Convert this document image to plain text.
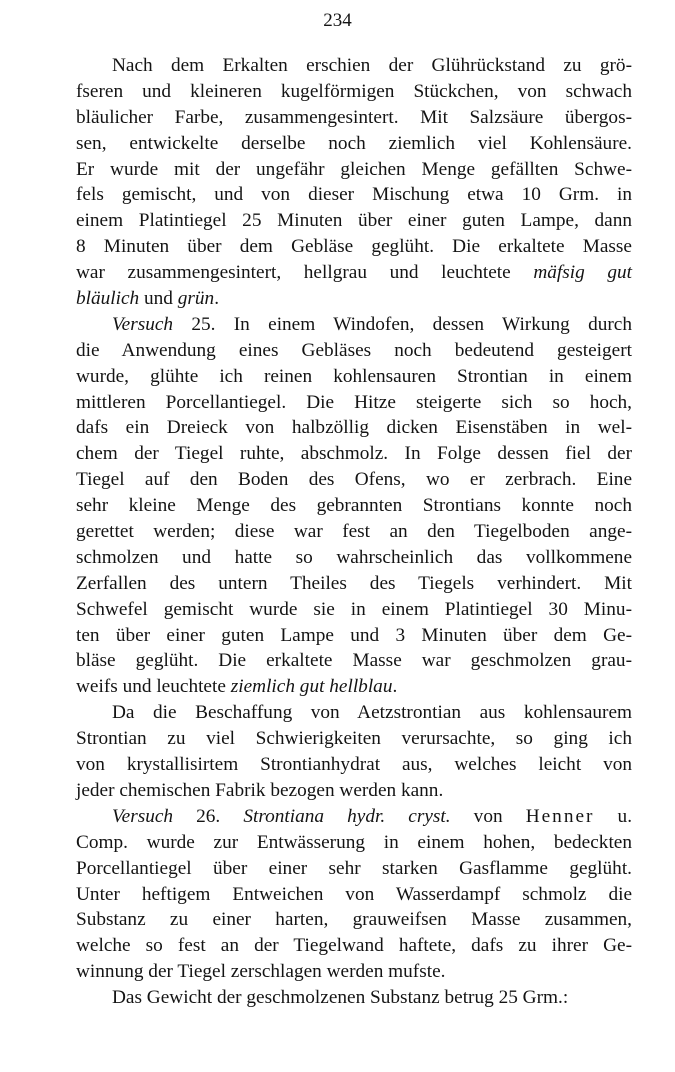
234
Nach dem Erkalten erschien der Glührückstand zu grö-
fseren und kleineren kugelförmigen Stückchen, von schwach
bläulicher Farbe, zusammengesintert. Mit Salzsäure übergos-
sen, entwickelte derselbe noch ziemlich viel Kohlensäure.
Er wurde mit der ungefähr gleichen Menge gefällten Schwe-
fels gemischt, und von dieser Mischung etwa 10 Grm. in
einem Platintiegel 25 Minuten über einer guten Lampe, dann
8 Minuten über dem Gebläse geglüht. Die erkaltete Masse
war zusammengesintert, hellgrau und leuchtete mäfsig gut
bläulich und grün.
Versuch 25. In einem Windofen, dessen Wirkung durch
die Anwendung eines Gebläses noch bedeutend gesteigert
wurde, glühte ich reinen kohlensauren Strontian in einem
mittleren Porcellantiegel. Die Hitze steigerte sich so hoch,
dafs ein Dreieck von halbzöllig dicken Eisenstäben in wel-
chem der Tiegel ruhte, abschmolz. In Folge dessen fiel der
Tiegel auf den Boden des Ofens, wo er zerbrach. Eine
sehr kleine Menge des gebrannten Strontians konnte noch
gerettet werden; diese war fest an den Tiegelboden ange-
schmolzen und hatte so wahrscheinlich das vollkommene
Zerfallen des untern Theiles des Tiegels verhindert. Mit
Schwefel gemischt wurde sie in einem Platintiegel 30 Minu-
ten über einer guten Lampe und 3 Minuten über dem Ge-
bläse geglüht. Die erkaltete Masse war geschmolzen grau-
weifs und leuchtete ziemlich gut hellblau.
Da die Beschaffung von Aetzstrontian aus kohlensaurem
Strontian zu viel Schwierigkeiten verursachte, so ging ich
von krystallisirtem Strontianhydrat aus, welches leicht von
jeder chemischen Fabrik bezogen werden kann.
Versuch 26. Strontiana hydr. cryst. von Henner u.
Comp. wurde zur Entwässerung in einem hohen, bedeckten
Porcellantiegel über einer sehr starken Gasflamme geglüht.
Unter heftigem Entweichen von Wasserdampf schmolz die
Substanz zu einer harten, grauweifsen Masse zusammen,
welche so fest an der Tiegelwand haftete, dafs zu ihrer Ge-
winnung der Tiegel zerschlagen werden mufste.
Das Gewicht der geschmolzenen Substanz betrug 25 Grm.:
...
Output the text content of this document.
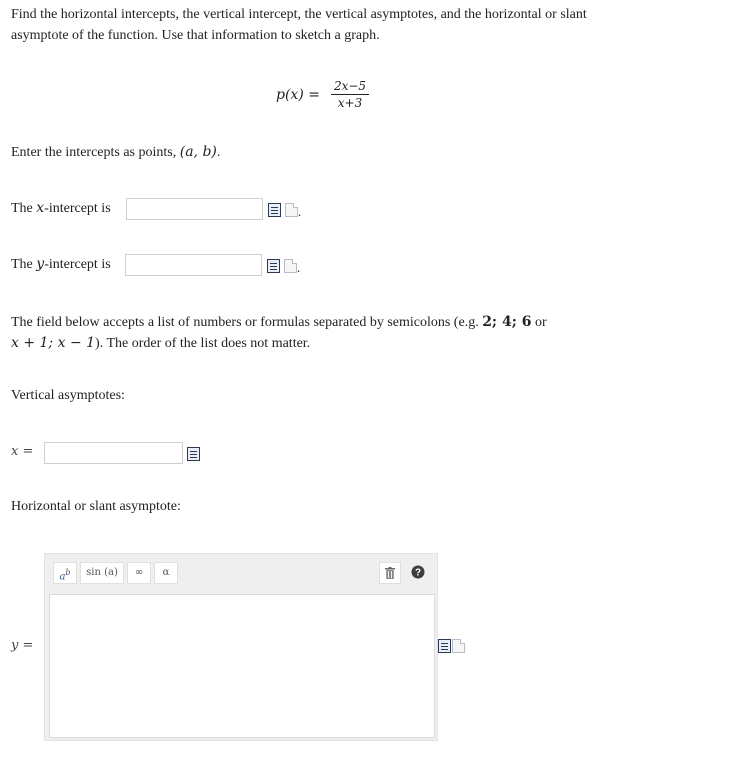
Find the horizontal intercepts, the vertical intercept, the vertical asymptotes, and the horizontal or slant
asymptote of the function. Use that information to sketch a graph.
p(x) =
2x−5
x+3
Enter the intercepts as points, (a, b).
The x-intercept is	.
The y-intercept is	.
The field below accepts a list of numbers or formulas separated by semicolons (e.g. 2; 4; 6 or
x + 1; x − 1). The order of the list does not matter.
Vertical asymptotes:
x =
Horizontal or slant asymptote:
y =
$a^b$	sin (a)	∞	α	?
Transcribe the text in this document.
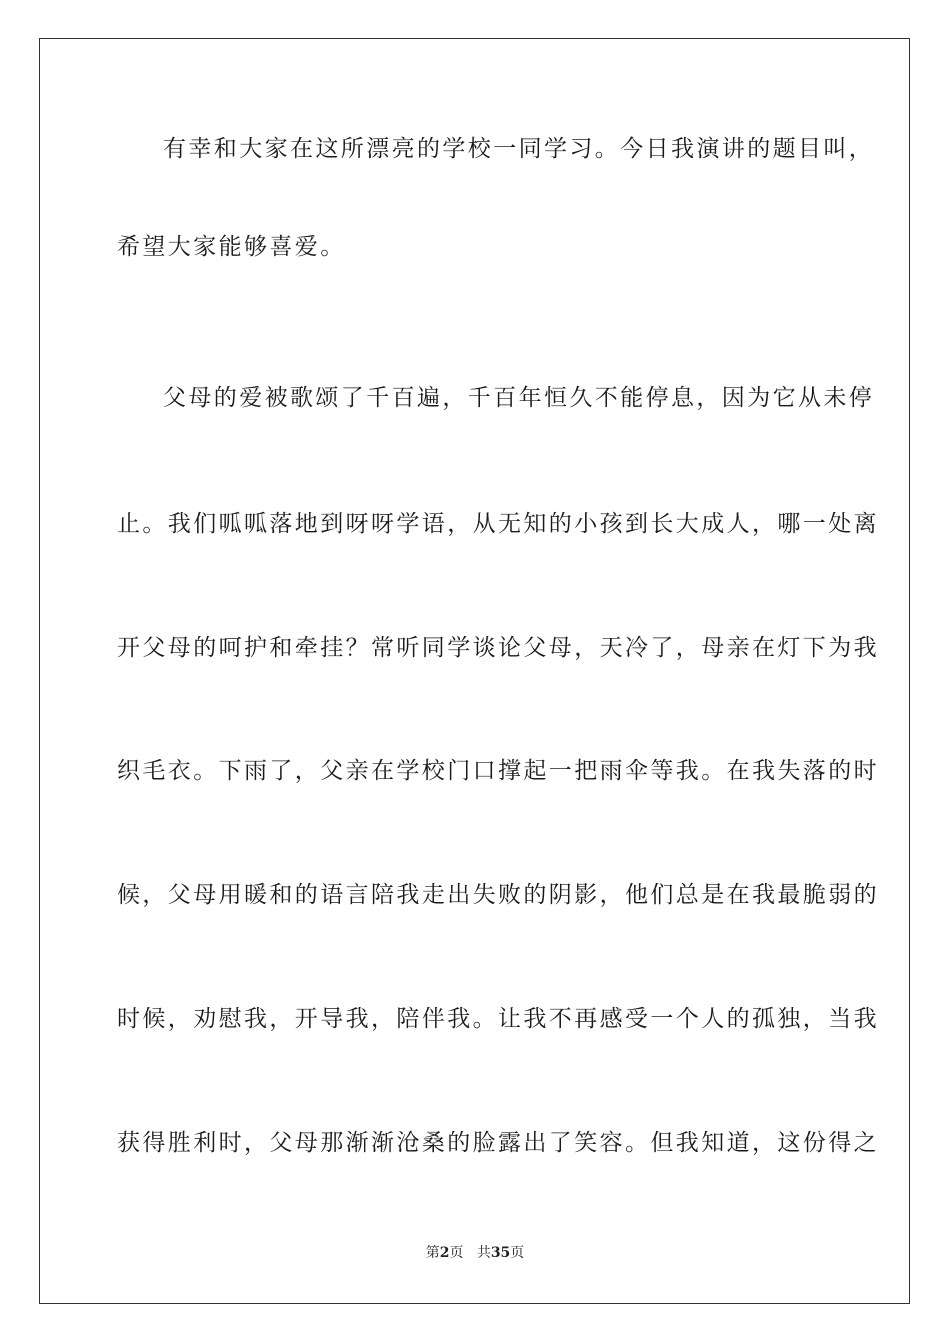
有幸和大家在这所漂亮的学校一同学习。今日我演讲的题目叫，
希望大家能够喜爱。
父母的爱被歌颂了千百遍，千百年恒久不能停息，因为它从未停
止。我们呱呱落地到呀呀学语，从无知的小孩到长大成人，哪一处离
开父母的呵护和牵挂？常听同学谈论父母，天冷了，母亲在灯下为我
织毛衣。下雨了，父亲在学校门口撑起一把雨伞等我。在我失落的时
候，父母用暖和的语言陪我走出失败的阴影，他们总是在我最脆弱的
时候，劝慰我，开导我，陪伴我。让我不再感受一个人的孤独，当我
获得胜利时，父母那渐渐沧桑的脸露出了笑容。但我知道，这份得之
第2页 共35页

**EXERCISE REQUIREMENTS:**
Working from the listing above, pick out every line that has "Minuten" and copy it.

**TASK RESULT:**
einem Platintiegel 25 Minuten über einer guten Lampe, dann
8 Minuten über dem Gebläse geglüht. Die erkaltete Masse
ten über einer guten Lampe und 3 Minuten über dem Ge-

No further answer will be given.